— Start —
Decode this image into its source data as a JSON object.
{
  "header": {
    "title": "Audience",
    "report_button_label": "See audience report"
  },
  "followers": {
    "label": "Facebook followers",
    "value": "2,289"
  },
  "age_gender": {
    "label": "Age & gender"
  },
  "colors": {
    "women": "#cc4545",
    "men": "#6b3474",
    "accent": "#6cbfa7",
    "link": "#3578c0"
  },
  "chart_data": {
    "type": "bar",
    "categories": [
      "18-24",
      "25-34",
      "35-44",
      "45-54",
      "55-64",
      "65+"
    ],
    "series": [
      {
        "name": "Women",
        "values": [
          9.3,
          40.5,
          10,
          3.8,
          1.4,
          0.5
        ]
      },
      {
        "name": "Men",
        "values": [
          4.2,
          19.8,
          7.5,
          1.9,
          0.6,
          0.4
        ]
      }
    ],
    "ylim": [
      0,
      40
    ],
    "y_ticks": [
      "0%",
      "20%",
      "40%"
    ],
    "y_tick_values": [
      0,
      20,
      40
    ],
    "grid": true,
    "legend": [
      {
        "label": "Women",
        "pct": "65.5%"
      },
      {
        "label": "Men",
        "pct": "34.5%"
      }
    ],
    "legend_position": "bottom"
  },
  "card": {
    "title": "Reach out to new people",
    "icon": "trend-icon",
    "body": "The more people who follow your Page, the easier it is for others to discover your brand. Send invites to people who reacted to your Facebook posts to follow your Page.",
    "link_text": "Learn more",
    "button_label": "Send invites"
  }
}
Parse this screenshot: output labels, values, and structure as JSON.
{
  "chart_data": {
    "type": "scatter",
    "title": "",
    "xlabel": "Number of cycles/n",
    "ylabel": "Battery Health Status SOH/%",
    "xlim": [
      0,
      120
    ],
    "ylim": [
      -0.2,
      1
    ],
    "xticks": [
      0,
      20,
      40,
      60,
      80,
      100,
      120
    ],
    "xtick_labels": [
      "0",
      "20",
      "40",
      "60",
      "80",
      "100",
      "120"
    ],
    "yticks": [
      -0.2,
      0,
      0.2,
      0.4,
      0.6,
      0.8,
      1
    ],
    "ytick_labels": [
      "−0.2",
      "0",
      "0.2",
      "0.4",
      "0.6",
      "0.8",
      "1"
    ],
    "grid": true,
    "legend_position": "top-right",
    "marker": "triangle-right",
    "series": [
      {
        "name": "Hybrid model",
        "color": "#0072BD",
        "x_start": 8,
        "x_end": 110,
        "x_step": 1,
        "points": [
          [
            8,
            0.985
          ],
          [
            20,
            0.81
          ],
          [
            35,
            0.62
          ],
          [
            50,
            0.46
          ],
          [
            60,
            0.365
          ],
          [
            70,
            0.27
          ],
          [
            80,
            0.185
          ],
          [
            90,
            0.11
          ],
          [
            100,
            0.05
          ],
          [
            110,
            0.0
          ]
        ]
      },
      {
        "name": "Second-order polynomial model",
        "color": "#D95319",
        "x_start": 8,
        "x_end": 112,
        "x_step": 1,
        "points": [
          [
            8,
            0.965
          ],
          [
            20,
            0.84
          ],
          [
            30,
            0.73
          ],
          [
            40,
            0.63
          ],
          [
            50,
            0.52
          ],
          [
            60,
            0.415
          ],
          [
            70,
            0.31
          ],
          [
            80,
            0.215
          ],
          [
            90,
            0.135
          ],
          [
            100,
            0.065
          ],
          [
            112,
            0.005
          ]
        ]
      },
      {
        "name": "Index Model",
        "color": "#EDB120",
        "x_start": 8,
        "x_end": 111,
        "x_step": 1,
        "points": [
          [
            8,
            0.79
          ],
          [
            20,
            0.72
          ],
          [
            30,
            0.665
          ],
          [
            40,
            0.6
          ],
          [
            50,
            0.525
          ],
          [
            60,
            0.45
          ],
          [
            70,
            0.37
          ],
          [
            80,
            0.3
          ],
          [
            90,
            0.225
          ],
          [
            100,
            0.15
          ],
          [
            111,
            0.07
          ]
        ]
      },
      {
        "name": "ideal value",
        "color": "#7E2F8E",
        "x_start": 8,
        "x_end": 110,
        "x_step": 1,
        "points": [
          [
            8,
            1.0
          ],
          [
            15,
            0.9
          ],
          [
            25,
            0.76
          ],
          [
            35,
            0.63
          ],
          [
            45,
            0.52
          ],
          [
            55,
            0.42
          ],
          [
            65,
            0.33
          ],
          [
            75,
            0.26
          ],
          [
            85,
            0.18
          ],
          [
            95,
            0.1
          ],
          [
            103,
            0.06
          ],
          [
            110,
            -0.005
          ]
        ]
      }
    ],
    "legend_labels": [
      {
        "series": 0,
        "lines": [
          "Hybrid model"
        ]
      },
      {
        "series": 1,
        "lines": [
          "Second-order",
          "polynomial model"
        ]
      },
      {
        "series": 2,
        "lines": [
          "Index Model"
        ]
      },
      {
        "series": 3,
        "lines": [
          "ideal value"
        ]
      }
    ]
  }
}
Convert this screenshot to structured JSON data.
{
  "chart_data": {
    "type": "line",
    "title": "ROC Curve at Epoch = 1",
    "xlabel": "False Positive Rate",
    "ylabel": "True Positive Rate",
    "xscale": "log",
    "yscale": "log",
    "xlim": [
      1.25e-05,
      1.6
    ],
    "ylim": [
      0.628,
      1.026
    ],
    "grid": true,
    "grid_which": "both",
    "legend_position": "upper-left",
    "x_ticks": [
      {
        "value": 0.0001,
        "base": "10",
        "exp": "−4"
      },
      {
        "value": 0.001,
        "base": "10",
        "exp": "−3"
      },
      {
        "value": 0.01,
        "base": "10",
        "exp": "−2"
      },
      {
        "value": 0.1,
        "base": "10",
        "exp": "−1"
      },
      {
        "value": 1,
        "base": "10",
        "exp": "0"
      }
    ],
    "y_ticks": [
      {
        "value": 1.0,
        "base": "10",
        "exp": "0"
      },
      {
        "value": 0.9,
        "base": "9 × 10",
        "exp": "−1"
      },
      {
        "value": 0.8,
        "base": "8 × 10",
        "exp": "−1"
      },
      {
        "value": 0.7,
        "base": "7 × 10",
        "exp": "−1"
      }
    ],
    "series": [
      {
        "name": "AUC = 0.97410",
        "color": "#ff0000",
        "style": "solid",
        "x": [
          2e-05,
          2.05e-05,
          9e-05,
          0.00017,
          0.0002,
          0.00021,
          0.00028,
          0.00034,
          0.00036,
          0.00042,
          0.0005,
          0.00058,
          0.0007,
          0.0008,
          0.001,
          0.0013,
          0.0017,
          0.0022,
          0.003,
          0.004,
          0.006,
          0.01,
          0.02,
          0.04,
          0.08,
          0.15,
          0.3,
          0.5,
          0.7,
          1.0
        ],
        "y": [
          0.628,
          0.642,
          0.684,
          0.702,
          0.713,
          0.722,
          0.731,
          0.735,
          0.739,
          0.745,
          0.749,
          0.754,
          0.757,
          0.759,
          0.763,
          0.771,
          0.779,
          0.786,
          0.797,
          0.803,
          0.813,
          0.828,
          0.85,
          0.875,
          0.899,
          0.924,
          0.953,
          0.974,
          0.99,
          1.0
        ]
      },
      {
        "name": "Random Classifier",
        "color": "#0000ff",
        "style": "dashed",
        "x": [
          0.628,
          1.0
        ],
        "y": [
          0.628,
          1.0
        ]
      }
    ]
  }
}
— End —
**WHAT THE TASK ASKS:** The records above must be repeated exactly, every one of them.

**OUTPUT:**
Decode this image into its source data as a JSON object.
{
  "header": {
    "title": "Audience",
    "report_button_label": "See audience report"
  },
  "followers": {
    "label": "Facebook followers",
    "value": "2,289"
  },
  "age_gender": {
    "label": "Age & gender"
  },
  "colors": {
    "women": "#cc4545",
    "men": "#6b3474",
    "accent": "#6cbfa7",
    "link": "#3578c0"
  },
  "chart_data": {
    "type": "bar",
    "categories": [
      "18-24",
      "25-34",
      "35-44",
      "45-54",
      "55-64",
      "65+"
    ],
    "series": [
      {
        "name": "Women",
        "values": [
          9.3,
          40.5,
          10,
          3.8,
          1.4,
          0.5
        ]
      },
      {
        "name": "Men",
        "values": [
          4.2,
          19.8,
          7.5,
          1.9,
          0.6,
          0.4
        ]
      }
    ],
    "ylim": [
      0,
      40
    ],
    "y_ticks": [
      "0%",
      "20%",
      "40%"
    ],
    "y_tick_values": [
      0,
      20,
      40
    ],
    "grid": true,
    "legend": [
      {
        "label": "Women",
        "pct": "65.5%"
      },
      {
        "label": "Men",
        "pct": "34.5%"
      }
    ],
    "legend_position": "bottom"
  },
  "card": {
    "title": "Reach out to new people",
    "icon": "trend-icon",
    "body": "The more people who follow your Page, the easier it is for others to discover your brand. Send invites to people who reacted to your Facebook posts to follow your Page.",
    "link_text": "Learn more",
    "button_label": "Send invites"
  }
}
Parse this screenshot: output labels, values, and structure as JSON.
{
  "chart_data": {
    "type": "scatter",
    "title": "",
    "xlabel": "Number of cycles/n",
    "ylabel": "Battery Health Status SOH/%",
    "xlim": [
      0,
      120
    ],
    "ylim": [
      -0.2,
      1
    ],
    "xticks": [
      0,
      20,
      40,
      60,
      80,
      100,
      120
    ],
    "xtick_labels": [
      "0",
      "20",
      "40",
      "60",
      "80",
      "100",
      "120"
    ],
    "yticks": [
      -0.2,
      0,
      0.2,
      0.4,
      0.6,
      0.8,
      1
    ],
    "ytick_labels": [
      "−0.2",
      "0",
      "0.2",
      "0.4",
      "0.6",
      "0.8",
      "1"
    ],
    "grid": true,
    "legend_position": "top-right",
    "marker": "triangle-right",
    "series": [
      {
        "name": "Hybrid model",
        "color": "#0072BD",
        "x_start": 8,
        "x_end": 110,
        "x_step": 1,
        "points": [
          [
            8,
            0.985
          ],
          [
            20,
            0.81
          ],
          [
            35,
            0.62
          ],
          [
            50,
            0.46
          ],
          [
            60,
            0.365
          ],
          [
            70,
            0.27
          ],
          [
            80,
            0.185
          ],
          [
            90,
            0.11
          ],
          [
            100,
            0.05
          ],
          [
            110,
            0.0
          ]
        ]
      },
      {
        "name": "Second-order polynomial model",
        "color": "#D95319",
        "x_start": 8,
        "x_end": 112,
        "x_step": 1,
        "points": [
          [
            8,
            0.965
          ],
          [
            20,
            0.84
          ],
          [
            30,
            0.73
          ],
          [
            40,
            0.63
          ],
          [
            50,
            0.52
          ],
          [
            60,
            0.415
          ],
          [
            70,
            0.31
          ],
          [
            80,
            0.215
          ],
          [
            90,
            0.135
          ],
          [
            100,
            0.065
          ],
          [
            112,
            0.005
          ]
        ]
      },
      {
        "name": "Index Model",
        "color": "#EDB120",
        "x_start": 8,
        "x_end": 111,
        "x_step": 1,
        "points": [
          [
            8,
            0.79
          ],
          [
            20,
            0.72
          ],
          [
            30,
            0.665
          ],
          [
            40,
            0.6
          ],
          [
            50,
            0.525
          ],
          [
            60,
            0.45
          ],
          [
            70,
            0.37
          ],
          [
            80,
            0.3
          ],
          [
            90,
            0.225
          ],
          [
            100,
            0.15
          ],
          [
            111,
            0.07
          ]
        ]
      },
      {
        "name": "ideal value",
        "color": "#7E2F8E",
        "x_start": 8,
        "x_end": 110,
        "x_step": 1,
        "points": [
          [
            8,
            1.0
          ],
          [
            15,
            0.9
          ],
          [
            25,
            0.76
          ],
          [
            35,
            0.63
          ],
          [
            45,
            0.52
          ],
          [
            55,
            0.42
          ],
          [
            65,
            0.33
          ],
          [
            75,
            0.26
          ],
          [
            85,
            0.18
          ],
          [
            95,
            0.1
          ],
          [
            103,
            0.06
          ],
          [
            110,
            -0.005
          ]
        ]
      }
    ],
    "legend_labels": [
      {
        "series": 0,
        "lines": [
          "Hybrid model"
        ]
      },
      {
        "series": 1,
        "lines": [
          "Second-order",
          "polynomial model"
        ]
      },
      {
        "series": 2,
        "lines": [
          "Index Model"
        ]
      },
      {
        "series": 3,
        "lines": [
          "ideal value"
        ]
      }
    ]
  }
}
Convert this screenshot to structured JSON data.
{
  "chart_data": {
    "type": "line",
    "title": "ROC Curve at Epoch = 1",
    "xlabel": "False Positive Rate",
    "ylabel": "True Positive Rate",
    "xscale": "log",
    "yscale": "log",
    "xlim": [
      1.25e-05,
      1.6
    ],
    "ylim": [
      0.628,
      1.026
    ],
    "grid": true,
    "grid_which": "both",
    "legend_position": "upper-left",
    "x_ticks": [
      {
        "value": 0.0001,
        "base": "10",
        "exp": "−4"
      },
      {
        "value": 0.001,
        "base": "10",
        "exp": "−3"
      },
      {
        "value": 0.01,
        "base": "10",
        "exp": "−2"
      },
      {
        "value": 0.1,
        "base": "10",
        "exp": "−1"
      },
      {
        "value": 1,
        "base": "10",
        "exp": "0"
      }
    ],
    "y_ticks": [
      {
        "value": 1.0,
        "base": "10",
        "exp": "0"
      },
      {
        "value": 0.9,
        "base": "9 × 10",
        "exp": "−1"
      },
      {
        "value": 0.8,
        "base": "8 × 10",
        "exp": "−1"
      },
      {
        "value": 0.7,
        "base": "7 × 10",
        "exp": "−1"
      }
    ],
    "series": [
      {
        "name": "AUC = 0.97410",
        "color": "#ff0000",
        "style": "solid",
        "x": [
          2e-05,
          2.05e-05,
          9e-05,
          0.00017,
          0.0002,
          0.00021,
          0.00028,
          0.00034,
          0.00036,
          0.00042,
          0.0005,
          0.00058,
          0.0007,
          0.0008,
          0.001,
          0.0013,
          0.0017,
          0.0022,
          0.003,
          0.004,
          0.006,
          0.01,
          0.02,
          0.04,
          0.08,
          0.15,
          0.3,
          0.5,
          0.7,
          1.0
        ],
        "y": [
          0.628,
          0.642,
          0.684,
          0.702,
          0.713,
          0.722,
          0.731,
          0.735,
          0.739,
          0.745,
          0.749,
          0.754,
          0.757,
          0.759,
          0.763,
          0.771,
          0.779,
          0.786,
          0.797,
          0.803,
          0.813,
          0.828,
          0.85,
          0.875,
          0.899,
          0.924,
          0.953,
          0.974,
          0.99,
          1.0
        ]
      },
      {
        "name": "Random Classifier",
        "color": "#0000ff",
        "style": "dashed",
        "x": [
          0.628,
          1.0
        ],
        "y": [
          0.628,
          1.0
        ]
      }
    ]
  }
}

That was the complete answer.